>> Begin

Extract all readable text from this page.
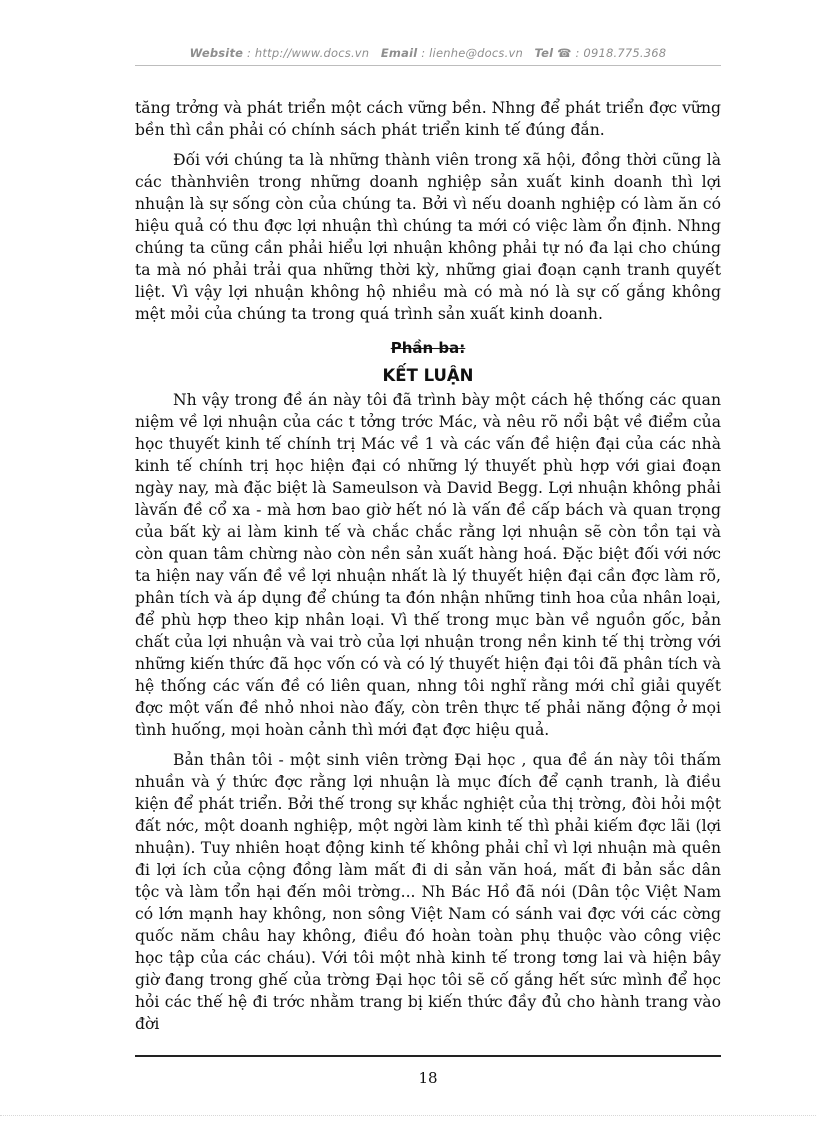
Website : http://www.docs.vn Email : lienhe@docs.vn Tel ☎ : 0918.775.368

tăng trởng và phát triển một cách vững bền. Nhng để phát triển đợc vững bền thì cần phải có chính sách phát triển kinh tế đúng đắn.

Đối với chúng ta là những thành viên trong xã hội, đồng thời cũng là các thànhviên trong những doanh nghiệp sản xuất kinh doanh thì lợi nhuận là sự sống còn của chúng ta. Bởi vì nếu doanh nghiệp có làm ăn có hiệu quả có thu đợc lợi nhuận thì chúng ta mới có việc làm ổn định. Nhng chúng ta cũng cần phải hiểu lợi nhuận không phải tự nó đa lại cho chúng ta mà nó phải trải qua những thời kỳ, những giai đoạn cạnh tranh quyết liệt. Vì vậy lợi nhuận không hộ nhiều mà có mà nó là sự cố gắng không mệt mỏi của chúng ta trong quá trình sản xuất kinh doanh.

Phần ba:
KẾT LUẬN

Nh vậy trong đề án này tôi đã trình bày một cách hệ thống các quan niệm về lợi nhuận của các t tởng trớc Mác, và nêu rõ nổi bật về điểm của học thuyết kinh tế chính trị Mác về 1 và các vấn đề hiện đại của các nhà kinh tế chính trị học hiện đại có những lý thuyết phù hợp với giai đoạn ngày nay, mà đặc biệt là Sameulson và David Begg. Lợi nhuận không phải làvấn đề cổ xa - mà hơn bao giờ hết nó là vấn đề cấp bách và quan trọng của bất kỳ ai làm kinh tế và chắc chắc rằng lợi nhuận sẽ còn tồn tại và còn quan tâm chừng nào còn nền sản xuất hàng hoá. Đặc biệt đối với nớc ta hiện nay vấn đề về lợi nhuận nhất là lý thuyết hiện đại cần đợc làm rõ, phân tích và áp dụng để chúng ta đón nhận những tinh hoa của nhân loại, để phù hợp theo kịp nhân loại. Vì thế trong mục bàn về nguồn gốc, bản chất của lợi nhuận và vai trò của lợi nhuận trong nền kinh tế thị trờng với những kiến thức đã học vốn có và có lý thuyết hiện đại tôi đã phân tích và hệ thống các vấn đề có liên quan, nhng tôi nghĩ rằng mới chỉ giải quyết đợc một vấn đề nhỏ nhoi nào đấy, còn trên thực tế phải năng động ở mọi tình huống, mọi hoàn cảnh thì mới đạt đợc hiệu quả.

Bản thân tôi - một sinh viên trờng Đại học , qua đề án này tôi thấm nhuần và ý thức đợc rằng lợi nhuận là mục đích để cạnh tranh, là điều kiện để phát triển. Bởi thế trong sự khắc nghiệt của thị trờng, đòi hỏi một đất nớc, một doanh nghiệp, một ngời làm kinh tế thì phải kiếm đợc lãi (lợi nhuận). Tuy nhiên hoạt động kinh tế không phải chỉ vì lợi nhuận mà quên đi lợi ích của cộng đồng làm mất đi di sản văn hoá, mất đi bản sắc dân tộc và làm tổn hại đến môi trờng... Nh Bác Hồ đã nói (Dân tộc Việt Nam có lớn mạnh hay không, non sông Việt Nam có sánh vai đợc với các cờng quốc năm châu hay không, điều đó hoàn toàn phụ thuộc vào công việc học tập của các cháu). Với tôi một nhà kinh tế trong tơng lai và hiện bây giờ đang trong ghế của trờng Đại học tôi sẽ cố gắng hết sức mình để học hỏi các thế hệ đi trớc nhằm trang bị kiến thức đầy đủ cho hành trang vào đời

18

>> End

* _Challenge_: Quote all the records verbatim, dropping any pictures from your copy.

* _Response to the exercise_:
Extract all readable text from this page.
Website : http://www.docs.vn Email : lienhe@docs.vn Tel ☎ : 0918.775.368

tăng trởng và phát triển một cách vững bền. Nhng để phát triển đợc vững bền thì cần phải có chính sách phát triển kinh tế đúng đắn.

Đối với chúng ta là những thành viên trong xã hội, đồng thời cũng là các thànhviên trong những doanh nghiệp sản xuất kinh doanh thì lợi nhuận là sự sống còn của chúng ta. Bởi vì nếu doanh nghiệp có làm ăn có hiệu quả có thu đợc lợi nhuận thì chúng ta mới có việc làm ổn định. Nhng chúng ta cũng cần phải hiểu lợi nhuận không phải tự nó đa lại cho chúng ta mà nó phải trải qua những thời kỳ, những giai đoạn cạnh tranh quyết liệt. Vì vậy lợi nhuận không hộ nhiều mà có mà nó là sự cố gắng không mệt mỏi của chúng ta trong quá trình sản xuất kinh doanh.

Phần ba:
KẾT LUẬN

Nh vậy trong đề án này tôi đã trình bày một cách hệ thống các quan niệm về lợi nhuận của các t tởng trớc Mác, và nêu rõ nổi bật về điểm của học thuyết kinh tế chính trị Mác về 1 và các vấn đề hiện đại của các nhà kinh tế chính trị học hiện đại có những lý thuyết phù hợp với giai đoạn ngày nay, mà đặc biệt là Sameulson và David Begg. Lợi nhuận không phải làvấn đề cổ xa - mà hơn bao giờ hết nó là vấn đề cấp bách và quan trọng của bất kỳ ai làm kinh tế và chắc chắc rằng lợi nhuận sẽ còn tồn tại và còn quan tâm chừng nào còn nền sản xuất hàng hoá. Đặc biệt đối với nớc ta hiện nay vấn đề về lợi nhuận nhất là lý thuyết hiện đại cần đợc làm rõ, phân tích và áp dụng để chúng ta đón nhận những tinh hoa của nhân loại, để phù hợp theo kịp nhân loại. Vì thế trong mục bàn về nguồn gốc, bản chất của lợi nhuận và vai trò của lợi nhuận trong nền kinh tế thị trờng với những kiến thức đã học vốn có và có lý thuyết hiện đại tôi đã phân tích và hệ thống các vấn đề có liên quan, nhng tôi nghĩ rằng mới chỉ giải quyết đợc một vấn đề nhỏ nhoi nào đấy, còn trên thực tế phải năng động ở mọi tình huống, mọi hoàn cảnh thì mới đạt đợc hiệu quả.

Bản thân tôi - một sinh viên trờng Đại học , qua đề án này tôi thấm nhuần và ý thức đợc rằng lợi nhuận là mục đích để cạnh tranh, là điều kiện để phát triển. Bởi thế trong sự khắc nghiệt của thị trờng, đòi hỏi một đất nớc, một doanh nghiệp, một ngời làm kinh tế thì phải kiếm đợc lãi (lợi nhuận). Tuy nhiên hoạt động kinh tế không phải chỉ vì lợi nhuận mà quên đi lợi ích của cộng đồng làm mất đi di sản văn hoá, mất đi bản sắc dân tộc và làm tổn hại đến môi trờng... Nh Bác Hồ đã nói (Dân tộc Việt Nam có lớn mạnh hay không, non sông Việt Nam có sánh vai đợc với các cờng quốc năm châu hay không, điều đó hoàn toàn phụ thuộc vào công việc học tập của các cháu). Với tôi một nhà kinh tế trong tơng lai và hiện bây giờ đang trong ghế của trờng Đại học tôi sẽ cố gắng hết sức mình để học hỏi các thế hệ đi trớc nhằm trang bị kiến thức đầy đủ cho hành trang vào đời

18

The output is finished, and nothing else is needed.